- REQUIREMENT: Write each line out exactly, leaving none out.

----

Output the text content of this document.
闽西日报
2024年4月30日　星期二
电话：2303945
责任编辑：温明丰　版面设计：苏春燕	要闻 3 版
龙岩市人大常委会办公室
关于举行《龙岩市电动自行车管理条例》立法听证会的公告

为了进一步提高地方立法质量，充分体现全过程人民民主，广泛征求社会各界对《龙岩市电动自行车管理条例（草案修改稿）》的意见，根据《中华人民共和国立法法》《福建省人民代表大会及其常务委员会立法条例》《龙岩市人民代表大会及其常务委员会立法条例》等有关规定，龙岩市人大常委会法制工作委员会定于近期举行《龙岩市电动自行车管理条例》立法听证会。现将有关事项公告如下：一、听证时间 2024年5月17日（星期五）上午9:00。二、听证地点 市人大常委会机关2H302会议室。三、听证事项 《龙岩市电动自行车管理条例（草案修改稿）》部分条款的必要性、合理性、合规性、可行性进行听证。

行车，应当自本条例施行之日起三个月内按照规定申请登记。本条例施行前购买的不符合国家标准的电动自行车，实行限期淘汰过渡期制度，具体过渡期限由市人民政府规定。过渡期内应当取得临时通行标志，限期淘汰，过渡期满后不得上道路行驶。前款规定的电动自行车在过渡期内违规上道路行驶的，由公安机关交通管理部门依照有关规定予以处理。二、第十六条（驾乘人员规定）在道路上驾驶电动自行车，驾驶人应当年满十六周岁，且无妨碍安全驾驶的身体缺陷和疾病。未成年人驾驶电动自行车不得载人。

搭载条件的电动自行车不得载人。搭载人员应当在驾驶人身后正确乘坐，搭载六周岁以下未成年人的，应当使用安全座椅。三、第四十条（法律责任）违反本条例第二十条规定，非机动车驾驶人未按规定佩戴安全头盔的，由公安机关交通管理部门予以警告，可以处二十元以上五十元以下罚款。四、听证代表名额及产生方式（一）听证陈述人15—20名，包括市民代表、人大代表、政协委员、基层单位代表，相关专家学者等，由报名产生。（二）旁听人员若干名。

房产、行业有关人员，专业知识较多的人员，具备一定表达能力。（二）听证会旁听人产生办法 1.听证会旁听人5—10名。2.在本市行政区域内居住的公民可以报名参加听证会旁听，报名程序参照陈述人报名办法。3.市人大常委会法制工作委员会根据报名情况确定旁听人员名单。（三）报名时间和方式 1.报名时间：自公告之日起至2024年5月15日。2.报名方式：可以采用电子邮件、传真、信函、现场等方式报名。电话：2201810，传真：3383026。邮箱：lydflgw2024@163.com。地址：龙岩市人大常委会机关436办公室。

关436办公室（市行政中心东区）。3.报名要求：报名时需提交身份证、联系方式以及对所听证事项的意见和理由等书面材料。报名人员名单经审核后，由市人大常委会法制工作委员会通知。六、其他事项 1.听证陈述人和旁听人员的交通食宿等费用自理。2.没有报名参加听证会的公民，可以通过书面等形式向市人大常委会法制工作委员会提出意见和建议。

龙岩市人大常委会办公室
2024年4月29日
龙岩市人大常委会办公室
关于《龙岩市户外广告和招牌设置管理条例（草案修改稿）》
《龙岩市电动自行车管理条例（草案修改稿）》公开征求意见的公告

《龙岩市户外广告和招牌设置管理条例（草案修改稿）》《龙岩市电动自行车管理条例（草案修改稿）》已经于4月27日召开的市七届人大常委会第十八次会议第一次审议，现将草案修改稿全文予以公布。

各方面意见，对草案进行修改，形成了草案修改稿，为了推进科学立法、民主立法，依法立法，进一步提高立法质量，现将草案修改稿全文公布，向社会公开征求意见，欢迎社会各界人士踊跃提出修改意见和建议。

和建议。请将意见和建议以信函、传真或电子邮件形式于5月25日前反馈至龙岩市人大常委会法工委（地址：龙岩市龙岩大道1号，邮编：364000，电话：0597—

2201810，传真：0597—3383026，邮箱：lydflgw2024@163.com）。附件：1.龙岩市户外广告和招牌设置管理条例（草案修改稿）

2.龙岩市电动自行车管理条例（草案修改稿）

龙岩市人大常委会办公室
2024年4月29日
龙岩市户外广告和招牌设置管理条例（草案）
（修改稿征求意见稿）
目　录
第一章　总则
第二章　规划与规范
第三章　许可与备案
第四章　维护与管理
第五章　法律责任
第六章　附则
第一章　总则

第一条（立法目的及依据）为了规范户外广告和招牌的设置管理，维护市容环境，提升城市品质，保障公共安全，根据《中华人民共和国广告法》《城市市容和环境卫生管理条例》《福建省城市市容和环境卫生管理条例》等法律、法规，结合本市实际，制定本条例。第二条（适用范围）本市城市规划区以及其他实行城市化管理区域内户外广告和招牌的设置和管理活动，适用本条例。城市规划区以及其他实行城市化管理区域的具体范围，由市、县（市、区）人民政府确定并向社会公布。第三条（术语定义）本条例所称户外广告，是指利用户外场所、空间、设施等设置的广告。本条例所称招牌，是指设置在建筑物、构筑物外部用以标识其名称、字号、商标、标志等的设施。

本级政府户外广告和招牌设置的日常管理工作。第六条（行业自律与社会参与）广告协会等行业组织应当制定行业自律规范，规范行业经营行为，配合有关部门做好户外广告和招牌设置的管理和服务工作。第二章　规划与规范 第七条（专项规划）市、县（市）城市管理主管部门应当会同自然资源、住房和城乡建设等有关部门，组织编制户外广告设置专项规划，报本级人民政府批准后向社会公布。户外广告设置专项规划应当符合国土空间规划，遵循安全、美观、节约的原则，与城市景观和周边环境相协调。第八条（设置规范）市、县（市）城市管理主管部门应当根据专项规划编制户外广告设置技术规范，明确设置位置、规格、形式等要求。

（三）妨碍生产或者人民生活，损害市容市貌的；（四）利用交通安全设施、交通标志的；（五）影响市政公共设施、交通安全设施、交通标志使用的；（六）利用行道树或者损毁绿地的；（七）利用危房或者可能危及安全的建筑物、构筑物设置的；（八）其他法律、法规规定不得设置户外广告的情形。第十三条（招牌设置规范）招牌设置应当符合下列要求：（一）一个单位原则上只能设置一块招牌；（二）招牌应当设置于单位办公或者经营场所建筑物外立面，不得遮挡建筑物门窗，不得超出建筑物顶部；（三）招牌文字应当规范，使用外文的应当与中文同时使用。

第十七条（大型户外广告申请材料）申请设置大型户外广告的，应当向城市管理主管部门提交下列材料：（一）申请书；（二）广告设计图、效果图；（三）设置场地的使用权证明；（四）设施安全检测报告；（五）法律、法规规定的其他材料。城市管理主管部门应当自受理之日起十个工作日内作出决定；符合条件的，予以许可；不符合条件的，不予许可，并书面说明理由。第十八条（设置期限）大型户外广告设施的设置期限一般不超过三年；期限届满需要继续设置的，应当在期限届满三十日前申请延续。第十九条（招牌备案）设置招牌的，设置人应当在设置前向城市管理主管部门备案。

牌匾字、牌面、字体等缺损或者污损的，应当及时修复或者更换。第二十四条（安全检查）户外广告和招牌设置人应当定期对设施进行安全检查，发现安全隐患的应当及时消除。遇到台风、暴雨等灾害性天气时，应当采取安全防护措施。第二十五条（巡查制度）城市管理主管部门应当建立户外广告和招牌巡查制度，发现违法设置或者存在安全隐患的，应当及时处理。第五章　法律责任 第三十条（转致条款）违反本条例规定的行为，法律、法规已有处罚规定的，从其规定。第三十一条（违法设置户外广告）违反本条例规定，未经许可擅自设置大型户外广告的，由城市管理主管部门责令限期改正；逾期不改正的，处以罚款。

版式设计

----

- RESPONSE:
Output the text content of this document.
闽西日报
2024年4月30日　星期二
电话：2303945
责任编辑：温明丰　版面设计：苏春燕	要闻 3 版
龙岩市人大常委会办公室
关于举行《龙岩市电动自行车管理条例》立法听证会的公告

为了进一步提高地方立法质量，充分体现全过程人民民主，广泛征求社会各界对《龙岩市电动自行车管理条例（草案修改稿）》的意见，根据《中华人民共和国立法法》《福建省人民代表大会及其常务委员会立法条例》《龙岩市人民代表大会及其常务委员会立法条例》等有关规定，龙岩市人大常委会法制工作委员会定于近期举行《龙岩市电动自行车管理条例》立法听证会。现将有关事项公告如下：一、听证时间 2024年5月17日（星期五）上午9:00。二、听证地点 市人大常委会机关2H302会议室。三、听证事项 《龙岩市电动自行车管理条例（草案修改稿）》部分条款的必要性、合理性、合规性、可行性进行听证。

行车，应当自本条例施行之日起三个月内按照规定申请登记。本条例施行前购买的不符合国家标准的电动自行车，实行限期淘汰过渡期制度，具体过渡期限由市人民政府规定。过渡期内应当取得临时通行标志，限期淘汰，过渡期满后不得上道路行驶。前款规定的电动自行车在过渡期内违规上道路行驶的，由公安机关交通管理部门依照有关规定予以处理。二、第十六条（驾乘人员规定）在道路上驾驶电动自行车，驾驶人应当年满十六周岁，且无妨碍安全驾驶的身体缺陷和疾病。未成年人驾驶电动自行车不得载人。

搭载条件的电动自行车不得载人。搭载人员应当在驾驶人身后正确乘坐，搭载六周岁以下未成年人的，应当使用安全座椅。三、第四十条（法律责任）违反本条例第二十条规定，非机动车驾驶人未按规定佩戴安全头盔的，由公安机关交通管理部门予以警告，可以处二十元以上五十元以下罚款。四、听证代表名额及产生方式（一）听证陈述人15—20名，包括市民代表、人大代表、政协委员、基层单位代表，相关专家学者等，由报名产生。（二）旁听人员若干名。

房产、行业有关人员，专业知识较多的人员，具备一定表达能力。（二）听证会旁听人产生办法 1.听证会旁听人5—10名。2.在本市行政区域内居住的公民可以报名参加听证会旁听，报名程序参照陈述人报名办法。3.市人大常委会法制工作委员会根据报名情况确定旁听人员名单。（三）报名时间和方式 1.报名时间：自公告之日起至2024年5月15日。2.报名方式：可以采用电子邮件、传真、信函、现场等方式报名。电话：2201810，传真：3383026。邮箱：lydflgw2024@163.com。地址：龙岩市人大常委会机关436办公室。

关436办公室（市行政中心东区）。3.报名要求：报名时需提交身份证、联系方式以及对所听证事项的意见和理由等书面材料。报名人员名单经审核后，由市人大常委会法制工作委员会通知。六、其他事项 1.听证陈述人和旁听人员的交通食宿等费用自理。2.没有报名参加听证会的公民，可以通过书面等形式向市人大常委会法制工作委员会提出意见和建议。

龙岩市人大常委会办公室
2024年4月29日
龙岩市人大常委会办公室
关于《龙岩市户外广告和招牌设置管理条例（草案修改稿）》
《龙岩市电动自行车管理条例（草案修改稿）》公开征求意见的公告

《龙岩市户外广告和招牌设置管理条例（草案修改稿）》《龙岩市电动自行车管理条例（草案修改稿）》已经于4月27日召开的市七届人大常委会第十八次会议第一次审议，现将草案修改稿全文予以公布。

各方面意见，对草案进行修改，形成了草案修改稿，为了推进科学立法、民主立法，依法立法，进一步提高立法质量，现将草案修改稿全文公布，向社会公开征求意见，欢迎社会各界人士踊跃提出修改意见和建议。

和建议。请将意见和建议以信函、传真或电子邮件形式于5月25日前反馈至龙岩市人大常委会法工委（地址：龙岩市龙岩大道1号，邮编：364000，电话：0597—

2201810，传真：0597—3383026，邮箱：lydflgw2024@163.com）。附件：1.龙岩市户外广告和招牌设置管理条例（草案修改稿）

2.龙岩市电动自行车管理条例（草案修改稿）

龙岩市人大常委会办公室
2024年4月29日
龙岩市户外广告和招牌设置管理条例（草案）
（修改稿征求意见稿）
目　录
第一章　总则
第二章　规划与规范
第三章　许可与备案
第四章　维护与管理
第五章　法律责任
第六章　附则
第一章　总则

第一条（立法目的及依据）为了规范户外广告和招牌的设置管理，维护市容环境，提升城市品质，保障公共安全，根据《中华人民共和国广告法》《城市市容和环境卫生管理条例》《福建省城市市容和环境卫生管理条例》等法律、法规，结合本市实际，制定本条例。第二条（适用范围）本市城市规划区以及其他实行城市化管理区域内户外广告和招牌的设置和管理活动，适用本条例。城市规划区以及其他实行城市化管理区域的具体范围，由市、县（市、区）人民政府确定并向社会公布。第三条（术语定义）本条例所称户外广告，是指利用户外场所、空间、设施等设置的广告。本条例所称招牌，是指设置在建筑物、构筑物外部用以标识其名称、字号、商标、标志等的设施。

本级政府户外广告和招牌设置的日常管理工作。第六条（行业自律与社会参与）广告协会等行业组织应当制定行业自律规范，规范行业经营行为，配合有关部门做好户外广告和招牌设置的管理和服务工作。第二章　规划与规范 第七条（专项规划）市、县（市）城市管理主管部门应当会同自然资源、住房和城乡建设等有关部门，组织编制户外广告设置专项规划，报本级人民政府批准后向社会公布。户外广告设置专项规划应当符合国土空间规划，遵循安全、美观、节约的原则，与城市景观和周边环境相协调。第八条（设置规范）市、县（市）城市管理主管部门应当根据专项规划编制户外广告设置技术规范，明确设置位置、规格、形式等要求。

（三）妨碍生产或者人民生活，损害市容市貌的；（四）利用交通安全设施、交通标志的；（五）影响市政公共设施、交通安全设施、交通标志使用的；（六）利用行道树或者损毁绿地的；（七）利用危房或者可能危及安全的建筑物、构筑物设置的；（八）其他法律、法规规定不得设置户外广告的情形。第十三条（招牌设置规范）招牌设置应当符合下列要求：（一）一个单位原则上只能设置一块招牌；（二）招牌应当设置于单位办公或者经营场所建筑物外立面，不得遮挡建筑物门窗，不得超出建筑物顶部；（三）招牌文字应当规范，使用外文的应当与中文同时使用。

第十七条（大型户外广告申请材料）申请设置大型户外广告的，应当向城市管理主管部门提交下列材料：（一）申请书；（二）广告设计图、效果图；（三）设置场地的使用权证明；（四）设施安全检测报告；（五）法律、法规规定的其他材料。城市管理主管部门应当自受理之日起十个工作日内作出决定；符合条件的，予以许可；不符合条件的，不予许可，并书面说明理由。第十八条（设置期限）大型户外广告设施的设置期限一般不超过三年；期限届满需要继续设置的，应当在期限届满三十日前申请延续。第十九条（招牌备案）设置招牌的，设置人应当在设置前向城市管理主管部门备案。

牌匾字、牌面、字体等缺损或者污损的，应当及时修复或者更换。第二十四条（安全检查）户外广告和招牌设置人应当定期对设施进行安全检查，发现安全隐患的应当及时消除。遇到台风、暴雨等灾害性天气时，应当采取安全防护措施。第二十五条（巡查制度）城市管理主管部门应当建立户外广告和招牌巡查制度，发现违法设置或者存在安全隐患的，应当及时处理。第五章　法律责任 第三十条（转致条款）违反本条例规定的行为，法律、法规已有处罚规定的，从其规定。第三十一条（违法设置户外广告）违反本条例规定，未经许可擅自设置大型户外广告的，由城市管理主管部门责令限期改正；逾期不改正的，处以罚款。

版式设计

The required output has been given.